§ **REQUIRED TASK**
Give the number of lines containing the word "value", and nothing else.

[Dataset items]

☆ ☆ ☆

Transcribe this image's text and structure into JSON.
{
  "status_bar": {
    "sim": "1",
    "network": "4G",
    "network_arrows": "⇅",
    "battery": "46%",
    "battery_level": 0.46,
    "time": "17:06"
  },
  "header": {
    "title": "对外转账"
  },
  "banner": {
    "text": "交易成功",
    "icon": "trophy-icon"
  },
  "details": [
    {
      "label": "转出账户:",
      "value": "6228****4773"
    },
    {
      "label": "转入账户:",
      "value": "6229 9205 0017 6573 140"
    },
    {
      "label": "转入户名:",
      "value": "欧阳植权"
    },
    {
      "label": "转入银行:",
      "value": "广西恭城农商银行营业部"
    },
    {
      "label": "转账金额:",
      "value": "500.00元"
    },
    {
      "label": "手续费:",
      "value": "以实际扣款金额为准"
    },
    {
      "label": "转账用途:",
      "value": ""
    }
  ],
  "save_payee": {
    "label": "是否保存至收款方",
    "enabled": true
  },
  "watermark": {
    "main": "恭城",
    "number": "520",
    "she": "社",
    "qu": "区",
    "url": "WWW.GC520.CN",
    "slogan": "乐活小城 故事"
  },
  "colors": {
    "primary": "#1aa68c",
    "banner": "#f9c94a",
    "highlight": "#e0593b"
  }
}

☆ ☆ ☆

§ **EXERCISE OUTPUT**
7